#### What the task requires:
Write out each line of the listing as it stands, without the images.

#### Dataset rows:
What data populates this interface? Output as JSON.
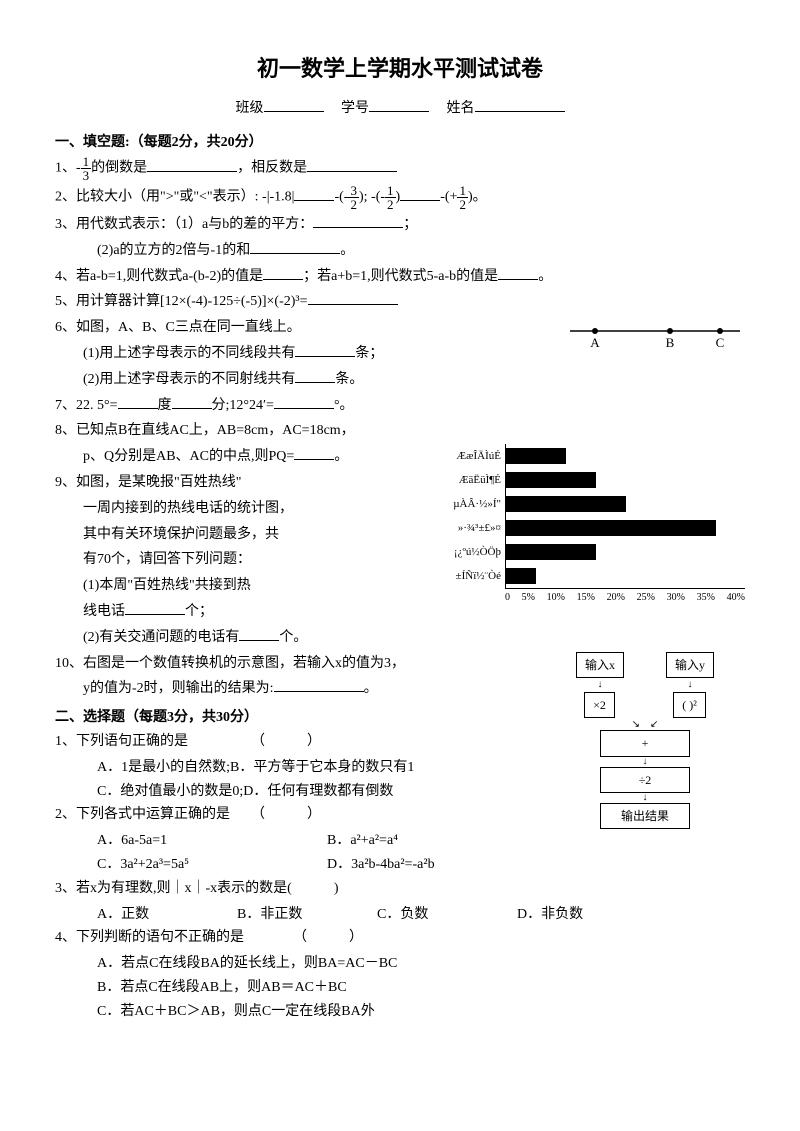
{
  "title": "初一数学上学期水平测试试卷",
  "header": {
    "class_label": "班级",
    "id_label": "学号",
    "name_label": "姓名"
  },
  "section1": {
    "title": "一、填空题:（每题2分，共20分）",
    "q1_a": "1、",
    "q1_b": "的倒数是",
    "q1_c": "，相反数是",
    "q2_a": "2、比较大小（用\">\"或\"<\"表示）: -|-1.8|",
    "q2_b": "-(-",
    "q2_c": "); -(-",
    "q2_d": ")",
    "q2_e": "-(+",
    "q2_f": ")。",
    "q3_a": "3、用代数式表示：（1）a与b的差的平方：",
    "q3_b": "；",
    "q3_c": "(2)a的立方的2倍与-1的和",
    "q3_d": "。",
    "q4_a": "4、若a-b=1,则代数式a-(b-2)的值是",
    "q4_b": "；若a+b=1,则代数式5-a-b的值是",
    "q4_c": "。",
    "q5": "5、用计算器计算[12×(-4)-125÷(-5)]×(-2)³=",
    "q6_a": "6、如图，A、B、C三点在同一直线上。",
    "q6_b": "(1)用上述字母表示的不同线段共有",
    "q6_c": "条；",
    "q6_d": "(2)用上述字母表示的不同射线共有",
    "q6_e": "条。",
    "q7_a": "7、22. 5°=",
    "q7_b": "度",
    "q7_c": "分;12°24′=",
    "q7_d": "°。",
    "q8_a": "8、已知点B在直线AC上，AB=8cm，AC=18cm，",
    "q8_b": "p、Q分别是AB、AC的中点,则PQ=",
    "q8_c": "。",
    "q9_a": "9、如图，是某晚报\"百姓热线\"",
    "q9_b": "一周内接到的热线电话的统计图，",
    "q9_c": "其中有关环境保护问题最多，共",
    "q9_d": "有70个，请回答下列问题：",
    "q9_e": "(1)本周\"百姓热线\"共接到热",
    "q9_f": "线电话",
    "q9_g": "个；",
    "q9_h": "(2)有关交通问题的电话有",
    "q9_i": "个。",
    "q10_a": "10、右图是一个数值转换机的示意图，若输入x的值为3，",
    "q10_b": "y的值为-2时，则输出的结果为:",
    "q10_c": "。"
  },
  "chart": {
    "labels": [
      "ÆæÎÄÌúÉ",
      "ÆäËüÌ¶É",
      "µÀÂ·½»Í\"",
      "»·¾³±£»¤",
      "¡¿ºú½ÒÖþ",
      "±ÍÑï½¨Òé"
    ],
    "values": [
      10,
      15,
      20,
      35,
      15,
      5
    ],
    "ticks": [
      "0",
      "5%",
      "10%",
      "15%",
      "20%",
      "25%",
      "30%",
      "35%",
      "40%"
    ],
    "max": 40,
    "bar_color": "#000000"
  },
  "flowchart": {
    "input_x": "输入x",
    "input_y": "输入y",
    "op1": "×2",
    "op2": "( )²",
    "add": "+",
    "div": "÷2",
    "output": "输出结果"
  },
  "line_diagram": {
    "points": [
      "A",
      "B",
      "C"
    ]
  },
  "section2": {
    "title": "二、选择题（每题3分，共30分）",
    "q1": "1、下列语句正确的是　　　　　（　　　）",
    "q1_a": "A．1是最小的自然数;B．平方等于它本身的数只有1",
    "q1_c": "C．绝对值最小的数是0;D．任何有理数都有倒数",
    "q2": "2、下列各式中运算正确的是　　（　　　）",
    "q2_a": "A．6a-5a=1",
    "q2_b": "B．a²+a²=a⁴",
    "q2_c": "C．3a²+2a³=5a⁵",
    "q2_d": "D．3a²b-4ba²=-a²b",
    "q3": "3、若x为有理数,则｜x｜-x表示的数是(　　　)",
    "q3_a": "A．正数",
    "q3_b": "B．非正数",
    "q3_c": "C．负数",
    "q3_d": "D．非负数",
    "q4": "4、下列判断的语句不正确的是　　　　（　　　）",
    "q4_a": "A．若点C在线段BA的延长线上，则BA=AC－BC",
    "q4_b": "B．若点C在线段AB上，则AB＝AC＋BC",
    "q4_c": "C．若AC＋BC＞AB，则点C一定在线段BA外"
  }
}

#### Exercise answer:
What data populates this interface? Output as JSON.
{
  "title": "初一数学上学期水平测试试卷",
  "header": {
    "class_label": "班级",
    "id_label": "学号",
    "name_label": "姓名"
  },
  "section1": {
    "title": "一、填空题:（每题2分，共20分）",
    "q1_a": "1、",
    "q1_b": "的倒数是",
    "q1_c": "，相反数是",
    "q2_a": "2、比较大小（用\">\"或\"<\"表示）: -|-1.8|",
    "q2_b": "-(-",
    "q2_c": "); -(-",
    "q2_d": ")",
    "q2_e": "-(+",
    "q2_f": ")。",
    "q3_a": "3、用代数式表示：（1）a与b的差的平方：",
    "q3_b": "；",
    "q3_c": "(2)a的立方的2倍与-1的和",
    "q3_d": "。",
    "q4_a": "4、若a-b=1,则代数式a-(b-2)的值是",
    "q4_b": "；若a+b=1,则代数式5-a-b的值是",
    "q4_c": "。",
    "q5": "5、用计算器计算[12×(-4)-125÷(-5)]×(-2)³=",
    "q6_a": "6、如图，A、B、C三点在同一直线上。",
    "q6_b": "(1)用上述字母表示的不同线段共有",
    "q6_c": "条；",
    "q6_d": "(2)用上述字母表示的不同射线共有",
    "q6_e": "条。",
    "q7_a": "7、22. 5°=",
    "q7_b": "度",
    "q7_c": "分;12°24′=",
    "q7_d": "°。",
    "q8_a": "8、已知点B在直线AC上，AB=8cm，AC=18cm，",
    "q8_b": "p、Q分别是AB、AC的中点,则PQ=",
    "q8_c": "。",
    "q9_a": "9、如图，是某晚报\"百姓热线\"",
    "q9_b": "一周内接到的热线电话的统计图，",
    "q9_c": "其中有关环境保护问题最多，共",
    "q9_d": "有70个，请回答下列问题：",
    "q9_e": "(1)本周\"百姓热线\"共接到热",
    "q9_f": "线电话",
    "q9_g": "个；",
    "q9_h": "(2)有关交通问题的电话有",
    "q9_i": "个。",
    "q10_a": "10、右图是一个数值转换机的示意图，若输入x的值为3，",
    "q10_b": "y的值为-2时，则输出的结果为:",
    "q10_c": "。"
  },
  "chart": {
    "labels": [
      "ÆæÎÄÌúÉ",
      "ÆäËüÌ¶É",
      "µÀÂ·½»Í\"",
      "»·¾³±£»¤",
      "¡¿ºú½ÒÖþ",
      "±ÍÑï½¨Òé"
    ],
    "values": [
      10,
      15,
      20,
      35,
      15,
      5
    ],
    "ticks": [
      "0",
      "5%",
      "10%",
      "15%",
      "20%",
      "25%",
      "30%",
      "35%",
      "40%"
    ],
    "max": 40,
    "bar_color": "#000000"
  },
  "flowchart": {
    "input_x": "输入x",
    "input_y": "输入y",
    "op1": "×2",
    "op2": "( )²",
    "add": "+",
    "div": "÷2",
    "output": "输出结果"
  },
  "line_diagram": {
    "points": [
      "A",
      "B",
      "C"
    ]
  },
  "section2": {
    "title": "二、选择题（每题3分，共30分）",
    "q1": "1、下列语句正确的是　　　　　（　　　）",
    "q1_a": "A．1是最小的自然数;B．平方等于它本身的数只有1",
    "q1_c": "C．绝对值最小的数是0;D．任何有理数都有倒数",
    "q2": "2、下列各式中运算正确的是　　（　　　）",
    "q2_a": "A．6a-5a=1",
    "q2_b": "B．a²+a²=a⁴",
    "q2_c": "C．3a²+2a³=5a⁵",
    "q2_d": "D．3a²b-4ba²=-a²b",
    "q3": "3、若x为有理数,则｜x｜-x表示的数是(　　　)",
    "q3_a": "A．正数",
    "q3_b": "B．非正数",
    "q3_c": "C．负数",
    "q3_d": "D．非负数",
    "q4": "4、下列判断的语句不正确的是　　　　（　　　）",
    "q4_a": "A．若点C在线段BA的延长线上，则BA=AC－BC",
    "q4_b": "B．若点C在线段AB上，则AB＝AC＋BC",
    "q4_c": "C．若AC＋BC＞AB，则点C一定在线段BA外"
  }
}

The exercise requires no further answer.